[Start Exercise input]

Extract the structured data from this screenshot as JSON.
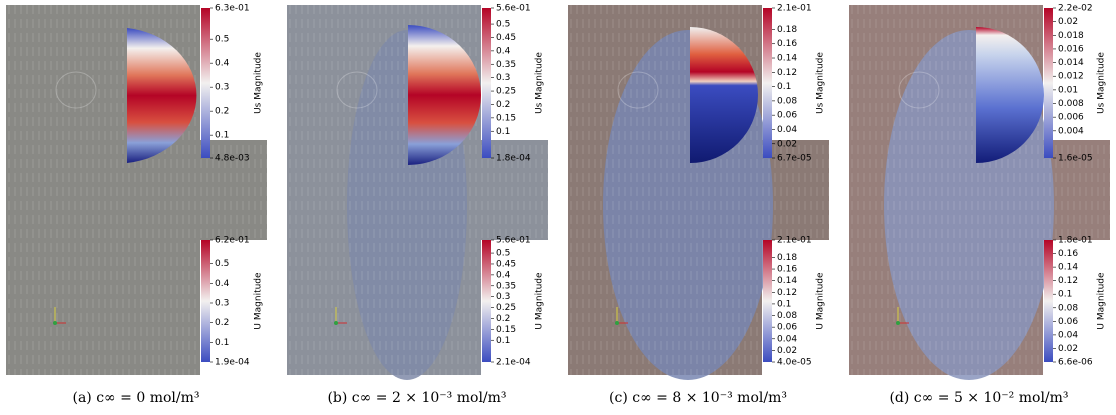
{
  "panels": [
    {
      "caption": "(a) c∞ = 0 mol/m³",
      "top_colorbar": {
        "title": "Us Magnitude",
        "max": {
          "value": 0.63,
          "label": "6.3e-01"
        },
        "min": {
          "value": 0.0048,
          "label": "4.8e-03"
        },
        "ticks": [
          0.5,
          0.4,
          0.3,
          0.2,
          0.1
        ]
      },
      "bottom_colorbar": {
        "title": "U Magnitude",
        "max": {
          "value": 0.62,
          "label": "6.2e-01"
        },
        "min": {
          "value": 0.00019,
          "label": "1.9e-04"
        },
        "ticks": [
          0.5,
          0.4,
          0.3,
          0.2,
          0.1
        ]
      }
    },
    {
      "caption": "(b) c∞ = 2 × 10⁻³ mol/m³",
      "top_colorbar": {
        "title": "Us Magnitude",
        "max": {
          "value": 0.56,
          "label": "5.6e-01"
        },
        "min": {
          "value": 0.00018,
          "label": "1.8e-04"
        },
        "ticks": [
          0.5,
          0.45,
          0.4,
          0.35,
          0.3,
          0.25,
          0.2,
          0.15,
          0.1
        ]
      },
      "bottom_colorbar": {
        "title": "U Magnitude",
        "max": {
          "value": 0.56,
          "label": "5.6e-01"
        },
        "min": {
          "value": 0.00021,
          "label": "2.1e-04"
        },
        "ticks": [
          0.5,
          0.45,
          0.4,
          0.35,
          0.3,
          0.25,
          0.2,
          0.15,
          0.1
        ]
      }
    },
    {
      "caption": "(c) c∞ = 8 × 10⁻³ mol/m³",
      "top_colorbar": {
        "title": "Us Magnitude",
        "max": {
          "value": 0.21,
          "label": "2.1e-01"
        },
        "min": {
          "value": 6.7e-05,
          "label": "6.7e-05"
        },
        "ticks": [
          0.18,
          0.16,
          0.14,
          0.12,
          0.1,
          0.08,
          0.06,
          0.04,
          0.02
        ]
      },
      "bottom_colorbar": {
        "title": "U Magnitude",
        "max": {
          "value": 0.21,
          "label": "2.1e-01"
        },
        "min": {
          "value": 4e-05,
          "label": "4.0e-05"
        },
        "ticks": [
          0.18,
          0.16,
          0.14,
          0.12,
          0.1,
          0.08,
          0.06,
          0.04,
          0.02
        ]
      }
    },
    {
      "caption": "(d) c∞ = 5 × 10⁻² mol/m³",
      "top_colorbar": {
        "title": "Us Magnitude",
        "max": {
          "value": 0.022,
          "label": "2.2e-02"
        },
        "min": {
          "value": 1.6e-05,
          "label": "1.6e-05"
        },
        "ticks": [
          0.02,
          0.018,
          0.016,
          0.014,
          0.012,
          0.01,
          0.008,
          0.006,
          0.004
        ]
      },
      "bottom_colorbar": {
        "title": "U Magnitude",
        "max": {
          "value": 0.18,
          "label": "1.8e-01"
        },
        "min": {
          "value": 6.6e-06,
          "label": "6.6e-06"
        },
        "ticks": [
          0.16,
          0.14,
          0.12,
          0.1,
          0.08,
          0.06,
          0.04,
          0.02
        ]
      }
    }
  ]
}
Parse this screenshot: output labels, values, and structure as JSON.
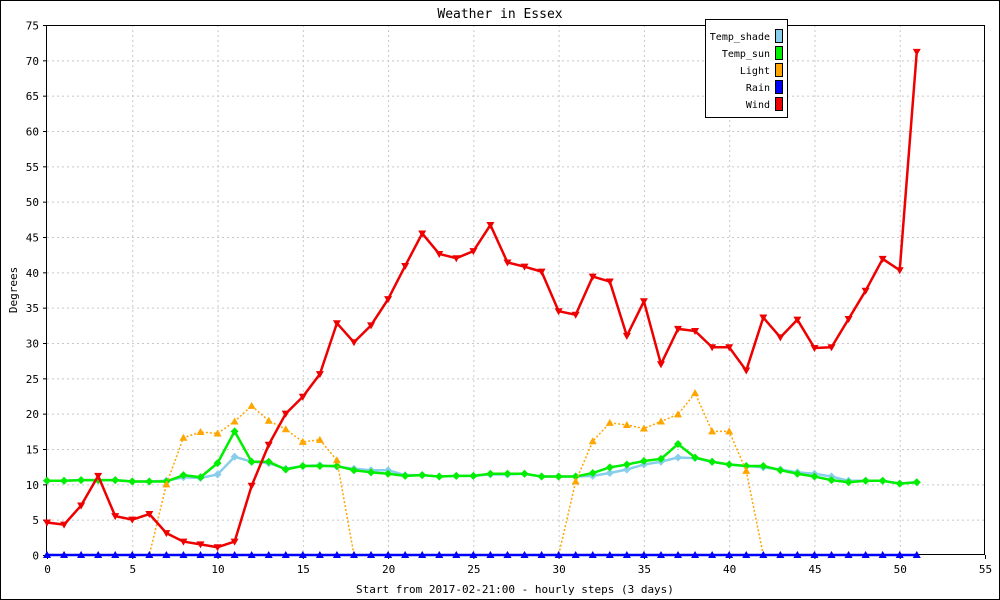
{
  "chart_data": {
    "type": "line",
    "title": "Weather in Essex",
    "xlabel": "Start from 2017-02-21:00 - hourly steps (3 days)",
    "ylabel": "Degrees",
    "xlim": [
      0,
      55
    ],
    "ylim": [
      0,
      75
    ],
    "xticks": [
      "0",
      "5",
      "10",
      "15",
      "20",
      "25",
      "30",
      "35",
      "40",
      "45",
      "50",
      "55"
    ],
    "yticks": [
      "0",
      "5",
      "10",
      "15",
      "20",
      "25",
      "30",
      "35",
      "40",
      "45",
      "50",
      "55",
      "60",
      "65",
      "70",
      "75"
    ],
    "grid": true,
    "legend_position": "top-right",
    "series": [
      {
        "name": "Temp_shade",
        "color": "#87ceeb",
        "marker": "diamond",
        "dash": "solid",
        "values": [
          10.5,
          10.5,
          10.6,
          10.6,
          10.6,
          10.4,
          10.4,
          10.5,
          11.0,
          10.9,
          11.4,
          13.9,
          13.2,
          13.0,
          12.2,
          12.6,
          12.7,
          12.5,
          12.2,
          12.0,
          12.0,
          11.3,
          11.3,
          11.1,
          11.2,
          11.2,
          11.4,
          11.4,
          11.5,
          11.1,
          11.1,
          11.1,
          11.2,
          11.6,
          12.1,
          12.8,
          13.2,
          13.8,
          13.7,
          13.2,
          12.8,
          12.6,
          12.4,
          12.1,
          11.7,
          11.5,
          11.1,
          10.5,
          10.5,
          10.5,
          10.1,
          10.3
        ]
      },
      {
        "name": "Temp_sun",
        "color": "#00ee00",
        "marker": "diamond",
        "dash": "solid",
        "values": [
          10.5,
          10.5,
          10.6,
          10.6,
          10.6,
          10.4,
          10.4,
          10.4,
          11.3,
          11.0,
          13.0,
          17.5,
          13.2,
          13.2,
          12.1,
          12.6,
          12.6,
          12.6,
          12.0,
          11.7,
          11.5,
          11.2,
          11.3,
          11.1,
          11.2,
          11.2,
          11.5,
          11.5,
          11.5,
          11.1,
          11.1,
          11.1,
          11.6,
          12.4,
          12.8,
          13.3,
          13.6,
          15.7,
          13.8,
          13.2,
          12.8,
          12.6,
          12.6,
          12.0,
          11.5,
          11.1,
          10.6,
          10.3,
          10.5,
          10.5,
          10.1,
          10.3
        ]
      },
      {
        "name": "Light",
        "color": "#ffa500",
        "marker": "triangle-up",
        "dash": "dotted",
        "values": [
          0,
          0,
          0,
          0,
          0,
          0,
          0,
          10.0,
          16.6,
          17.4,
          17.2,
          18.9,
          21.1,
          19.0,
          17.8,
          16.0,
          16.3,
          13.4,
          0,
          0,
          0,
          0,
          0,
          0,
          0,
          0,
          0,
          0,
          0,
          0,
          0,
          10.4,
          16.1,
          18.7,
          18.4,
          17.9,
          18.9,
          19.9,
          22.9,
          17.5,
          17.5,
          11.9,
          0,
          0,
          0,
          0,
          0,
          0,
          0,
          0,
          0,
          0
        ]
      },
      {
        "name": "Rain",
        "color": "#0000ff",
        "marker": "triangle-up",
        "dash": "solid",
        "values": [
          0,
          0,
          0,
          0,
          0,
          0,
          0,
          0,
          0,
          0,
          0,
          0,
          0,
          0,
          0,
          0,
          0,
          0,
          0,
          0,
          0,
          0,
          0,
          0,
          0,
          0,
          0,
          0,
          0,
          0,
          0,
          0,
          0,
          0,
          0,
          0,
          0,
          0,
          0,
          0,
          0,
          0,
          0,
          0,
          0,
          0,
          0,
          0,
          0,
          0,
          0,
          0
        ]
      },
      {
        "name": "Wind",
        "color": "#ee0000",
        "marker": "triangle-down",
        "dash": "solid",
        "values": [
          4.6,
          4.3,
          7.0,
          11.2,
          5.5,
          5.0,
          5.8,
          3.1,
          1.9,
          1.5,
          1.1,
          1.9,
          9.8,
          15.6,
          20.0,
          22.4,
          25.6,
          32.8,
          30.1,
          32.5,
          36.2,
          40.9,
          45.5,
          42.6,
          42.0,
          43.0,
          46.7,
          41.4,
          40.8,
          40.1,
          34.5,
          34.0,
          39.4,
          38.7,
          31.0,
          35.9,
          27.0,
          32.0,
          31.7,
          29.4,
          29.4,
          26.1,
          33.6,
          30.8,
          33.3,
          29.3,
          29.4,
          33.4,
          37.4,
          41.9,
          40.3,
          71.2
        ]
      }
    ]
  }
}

[End Exercise input]
[Start Exercise input]

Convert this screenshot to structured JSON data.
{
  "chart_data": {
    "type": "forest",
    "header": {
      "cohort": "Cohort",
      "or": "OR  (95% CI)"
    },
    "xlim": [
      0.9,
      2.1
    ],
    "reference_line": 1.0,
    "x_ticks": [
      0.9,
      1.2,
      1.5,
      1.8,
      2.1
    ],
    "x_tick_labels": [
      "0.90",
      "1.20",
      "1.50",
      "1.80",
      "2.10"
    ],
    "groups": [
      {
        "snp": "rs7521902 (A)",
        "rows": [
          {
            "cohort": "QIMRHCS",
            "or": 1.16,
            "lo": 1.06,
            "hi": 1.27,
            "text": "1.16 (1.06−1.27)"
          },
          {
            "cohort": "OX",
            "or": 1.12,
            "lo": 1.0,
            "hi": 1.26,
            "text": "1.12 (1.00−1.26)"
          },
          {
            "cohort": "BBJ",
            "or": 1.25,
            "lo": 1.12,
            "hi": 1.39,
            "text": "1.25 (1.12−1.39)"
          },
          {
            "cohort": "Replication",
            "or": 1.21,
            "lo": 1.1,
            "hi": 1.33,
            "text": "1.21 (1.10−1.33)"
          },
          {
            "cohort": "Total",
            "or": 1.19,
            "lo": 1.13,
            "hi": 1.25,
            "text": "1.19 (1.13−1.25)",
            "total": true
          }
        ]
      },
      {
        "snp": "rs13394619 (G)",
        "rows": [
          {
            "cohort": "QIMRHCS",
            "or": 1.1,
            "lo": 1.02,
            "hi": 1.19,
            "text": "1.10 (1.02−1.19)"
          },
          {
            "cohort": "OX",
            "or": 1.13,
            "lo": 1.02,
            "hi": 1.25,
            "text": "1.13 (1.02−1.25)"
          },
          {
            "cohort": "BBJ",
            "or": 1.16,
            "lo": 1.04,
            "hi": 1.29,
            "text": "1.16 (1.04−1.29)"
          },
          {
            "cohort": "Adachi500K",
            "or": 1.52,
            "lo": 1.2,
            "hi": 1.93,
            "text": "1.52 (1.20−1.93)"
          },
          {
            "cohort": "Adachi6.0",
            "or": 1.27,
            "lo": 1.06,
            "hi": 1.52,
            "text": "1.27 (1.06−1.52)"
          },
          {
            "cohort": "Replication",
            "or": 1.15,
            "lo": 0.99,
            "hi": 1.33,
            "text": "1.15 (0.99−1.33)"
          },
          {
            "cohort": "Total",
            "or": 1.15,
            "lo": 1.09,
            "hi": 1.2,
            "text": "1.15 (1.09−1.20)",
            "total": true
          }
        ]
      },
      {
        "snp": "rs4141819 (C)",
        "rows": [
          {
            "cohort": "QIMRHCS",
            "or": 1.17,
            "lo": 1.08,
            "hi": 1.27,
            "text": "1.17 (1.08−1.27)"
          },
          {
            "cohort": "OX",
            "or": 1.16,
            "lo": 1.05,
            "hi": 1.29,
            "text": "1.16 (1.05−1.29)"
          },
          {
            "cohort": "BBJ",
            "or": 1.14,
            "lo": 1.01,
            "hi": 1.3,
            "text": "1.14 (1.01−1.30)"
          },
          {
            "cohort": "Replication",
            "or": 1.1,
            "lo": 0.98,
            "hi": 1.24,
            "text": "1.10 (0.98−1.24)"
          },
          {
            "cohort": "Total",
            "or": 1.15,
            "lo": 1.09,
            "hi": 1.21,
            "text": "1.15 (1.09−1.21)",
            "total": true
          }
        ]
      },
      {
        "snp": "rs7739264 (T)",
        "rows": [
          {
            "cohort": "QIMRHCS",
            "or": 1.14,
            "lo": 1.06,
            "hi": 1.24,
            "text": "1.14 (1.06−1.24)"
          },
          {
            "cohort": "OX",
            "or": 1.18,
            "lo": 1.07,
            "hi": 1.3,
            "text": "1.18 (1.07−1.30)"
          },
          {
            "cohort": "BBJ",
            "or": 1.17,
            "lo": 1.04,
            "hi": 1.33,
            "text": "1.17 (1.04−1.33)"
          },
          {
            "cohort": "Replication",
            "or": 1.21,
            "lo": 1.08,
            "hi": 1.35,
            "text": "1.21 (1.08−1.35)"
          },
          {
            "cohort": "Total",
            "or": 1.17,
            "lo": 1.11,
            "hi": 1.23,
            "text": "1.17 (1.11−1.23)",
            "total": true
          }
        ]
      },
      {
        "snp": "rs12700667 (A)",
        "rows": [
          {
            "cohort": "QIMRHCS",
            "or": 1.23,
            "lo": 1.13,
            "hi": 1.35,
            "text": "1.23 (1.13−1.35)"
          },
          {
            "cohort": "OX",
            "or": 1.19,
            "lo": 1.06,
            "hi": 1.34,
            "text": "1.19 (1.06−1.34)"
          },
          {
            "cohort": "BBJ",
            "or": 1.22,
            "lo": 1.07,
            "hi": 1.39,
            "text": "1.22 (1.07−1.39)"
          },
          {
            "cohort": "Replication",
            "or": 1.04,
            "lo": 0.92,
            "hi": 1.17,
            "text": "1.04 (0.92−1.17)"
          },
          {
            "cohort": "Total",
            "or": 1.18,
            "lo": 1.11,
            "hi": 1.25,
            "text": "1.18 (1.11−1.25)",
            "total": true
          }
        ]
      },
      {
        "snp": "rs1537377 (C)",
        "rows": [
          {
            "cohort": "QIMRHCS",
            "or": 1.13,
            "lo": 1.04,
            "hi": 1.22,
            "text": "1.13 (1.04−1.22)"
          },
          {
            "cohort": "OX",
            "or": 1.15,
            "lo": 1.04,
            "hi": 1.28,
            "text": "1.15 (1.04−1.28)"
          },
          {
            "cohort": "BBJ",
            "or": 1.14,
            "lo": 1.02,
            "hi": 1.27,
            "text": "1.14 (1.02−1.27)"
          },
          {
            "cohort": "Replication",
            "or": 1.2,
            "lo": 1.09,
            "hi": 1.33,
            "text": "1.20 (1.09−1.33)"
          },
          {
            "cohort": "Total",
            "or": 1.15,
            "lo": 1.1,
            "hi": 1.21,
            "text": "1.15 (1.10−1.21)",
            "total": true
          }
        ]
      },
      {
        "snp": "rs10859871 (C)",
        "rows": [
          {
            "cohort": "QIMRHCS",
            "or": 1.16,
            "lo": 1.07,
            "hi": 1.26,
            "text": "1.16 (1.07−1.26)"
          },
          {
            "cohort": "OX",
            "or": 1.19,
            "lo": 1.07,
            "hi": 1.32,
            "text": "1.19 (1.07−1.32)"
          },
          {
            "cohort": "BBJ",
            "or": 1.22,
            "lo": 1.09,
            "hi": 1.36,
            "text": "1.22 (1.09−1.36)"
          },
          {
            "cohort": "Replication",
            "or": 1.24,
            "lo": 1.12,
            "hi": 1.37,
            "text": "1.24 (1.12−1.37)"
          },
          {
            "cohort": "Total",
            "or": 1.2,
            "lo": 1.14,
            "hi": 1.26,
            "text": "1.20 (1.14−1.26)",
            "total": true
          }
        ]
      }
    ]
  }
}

[End Exercise input]

*Required work*.
Show every line in the entries where the string "name" occurs.

*Expected answer*.
        "name": "Temp_shade",
        "name": "Temp_sun",
        "name": "Light",
        "name": "Rain",
        "name": "Wind",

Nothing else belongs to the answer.